-----------------------------------------------------------
This is an automatically generated e-mail. To reply, visit:
https://reviews.apache.org/r/38912/
-----------------------------------------------------------

Review request for geode, anilkumar gingade, Jason Huynh, Jianxia Chen, and 
Lynn Gallinat.


Repository: geode


Description
-------

Network failure handling was not properly shutting down TCPConduit, leaving 
threads hanging trying to send messages.  The shutdown code was calling 
Services.emergencyClose too soon, and the recursion back into 
GMSMembershipManager shutdown code caused some problems, too.

GMSHealthMonitor was continually switching between two members to watch even 
though it had already sent suspect messages about them and had received no 
response.  I added a collection of IDs that are in this state and modified 
setNextNeighbor to avoid reusing them.

GMSHealthMonitor was sending removeMember messages to the locators and a random 
member, but for some reason this wasn't resolving a network partition fast 
enough.  I've disabled that behavior for now, sending the messages to all 
members.  This needs to be revisited because sending the message to all members 
is not scalable.

GMSHealthMonitor had some issues with initiating removals when it was in the 
process of shutting down.  I added some isStopping checks to fix this.

MembershipJUnitTest and StatRecorderJUnitTest were failing in gradle runs but 
not under Eclipse because my Eclipse launch configuration wasn't set to enable 
assertions.  After fixing that I found a number of problems with these tests 
and fixed them.

Multicast tests are now implemented in GMSMembershipManager and 
JGroupsMessenger.  This leverages the ping/pong messaging added for the quorum 
checker.

GMSJoinLeave was too slow in sending out new views when there were process 
failures.  I added code to inform the reply processor if there are queued 
leave/remove requests so it wouldn't wait for these, and also added similar 
checks in the removeHealthyMembers method (which performs checks on members 
using the HealthMonitor).

——————

• [Objective A]
In the rows, copy the lines from the one containing "- x-tick-label: 2022: [697, 572, 733, 589]" through the one containing "- data-point-haeuser[interactable]: [396, 143, 405, 152]", including both, without changing anything.

——————

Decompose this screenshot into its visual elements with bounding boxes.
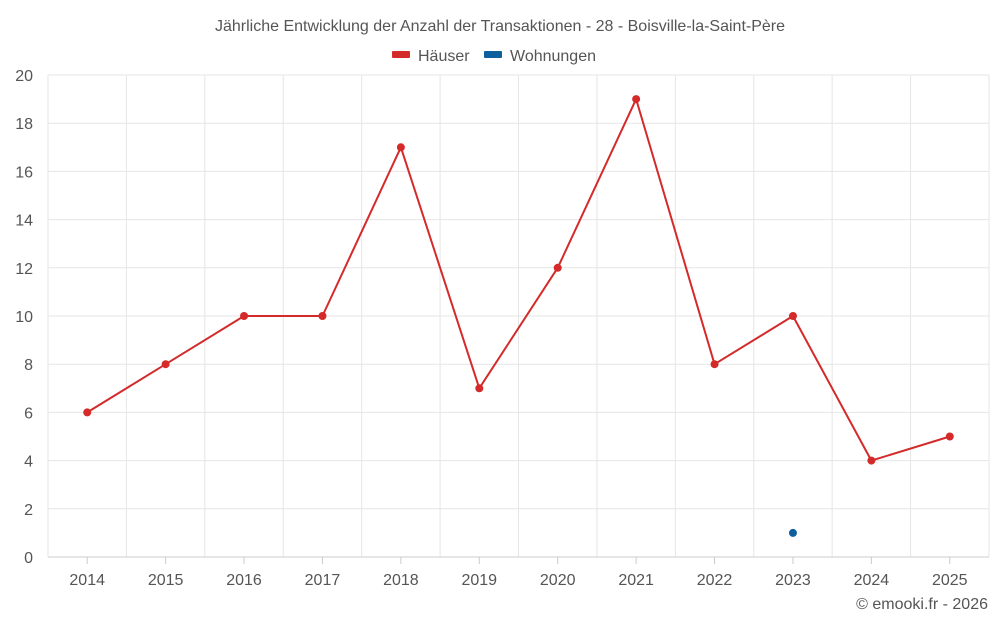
- x-tick-label: 2022: [697, 572, 733, 589]
- data-point-wohnungen[interactable]: [788, 528, 797, 537]
- x-tick-label: 2025: [932, 572, 968, 589]
- y-axis: 0 2 4 6 8 10 12 14 16 18 20: [15, 68, 33, 567]
- x-tick-label: 2020: [540, 572, 576, 589]
- y-tick-label: 0: [24, 550, 33, 567]
- y-tick-label: 2: [24, 502, 33, 519]
- x-tick-label: 2016: [226, 572, 262, 589]
- data-point-haeuser[interactable]: [867, 456, 876, 465]
- x-tick-label: 2014: [69, 572, 105, 589]
- chart-title: Jährliche Entwicklung der Anzahl der Tra…: [215, 18, 785, 35]
- data-point-haeuser[interactable]: [396, 143, 405, 152]
- y-tick-label: 20: [15, 68, 33, 85]
- legend-label-haeuser: Häuser: [418, 48, 470, 65]
- legend: Häuser Wohnungen: [392, 48, 596, 65]
- y-tick-label: 10: [15, 309, 33, 326]
- data-point-haeuser[interactable]: [318, 312, 327, 320]
- x-tick-label: 2017: [305, 572, 341, 589]
- data-point-haeuser[interactable]: [83, 408, 92, 417]
- data-point-haeuser[interactable]: [161, 360, 170, 369]
- data-point-haeuser[interactable]: [632, 95, 641, 104]
- data-point-haeuser[interactable]: [553, 263, 562, 272]
- series: [83, 95, 954, 537]
- credit-text: © emooki.fr - 2026: [856, 596, 988, 613]
- x-tick-label: 2024: [854, 572, 890, 589]
- data-point-haeuser[interactable]: [788, 312, 797, 320]
- x-tick-label: 2023: [775, 572, 811, 589]
- legend-swatch-haeuser: [392, 51, 410, 58]
- series-wohnungen: [788, 528, 797, 537]
- series-haeuser: [83, 95, 954, 465]
- y-tick-label: 18: [15, 116, 33, 133]
- y-tick-label: 4: [24, 454, 33, 471]
- y-tick-label: 12: [15, 261, 33, 278]
- grid: [47, 74, 990, 557]
- legend-swatch-wohnungen: [484, 51, 502, 58]
- x-tick-label: 2015: [148, 572, 184, 589]
- y-tick-label: 14: [15, 213, 33, 230]
- legend-label-wohnungen: Wohnungen: [510, 48, 596, 65]
- data-point-haeuser[interactable]: [710, 360, 719, 369]
- x-axis: 2014 2015 2016 2017 2018 2019 2020 2021 2022 2023…: [48, 556, 989, 589]
- y-tick-label: 6: [24, 405, 33, 422]
- x-tick-label: 2019: [461, 572, 497, 589]
- x-tick-label: 2021: [618, 572, 654, 589]
- data-point-haeuser[interactable]: [240, 312, 249, 320]
- legend-item-haeuser[interactable]: Häuser: [392, 48, 470, 65]
- legend-item-wohnungen[interactable]: Wohnungen: [484, 48, 596, 65]
- data-point-haeuser[interactable]: [475, 384, 484, 393]
- y-tick-label: 8: [24, 357, 33, 374]
- y-tick-label: 16: [15, 164, 33, 181]
- data-point-haeuser[interactable]: [945, 432, 954, 441]
- x-tick-label: 2018: [383, 572, 419, 589]
- series-line-haeuser: [86, 98, 951, 462]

——————

• [Objective B]
According to the Geode review request, why did MembershipJUnitTest and StatRecorderJUnitTest fail in gradle runs but not under Eclipse?

• [Exercise solution A]
- x-tick-label: 2022: [697, 572, 733, 589]
- data-point-wohnungen[interactable]: [788, 528, 797, 537]
- x-tick-label: 2025: [932, 572, 968, 589]
- y-axis: 0 2 4 6 8 10 12 14 16 18 20: [15, 68, 33, 567]
- x-tick-label: 2020: [540, 572, 576, 589]
- y-tick-label: 0: [24, 550, 33, 567]
- y-tick-label: 2: [24, 502, 33, 519]
- x-tick-label: 2016: [226, 572, 262, 589]
- data-point-haeuser[interactable]: [867, 456, 876, 465]
- x-tick-label: 2014: [69, 572, 105, 589]
- chart-title: Jährliche Entwicklung der Anzahl der Tra…: [215, 18, 785, 35]
- data-point-haeuser[interactable]: [396, 143, 405, 152]

• [Exercise solution B]
The Eclipse launch configuration was not set to enable assertions.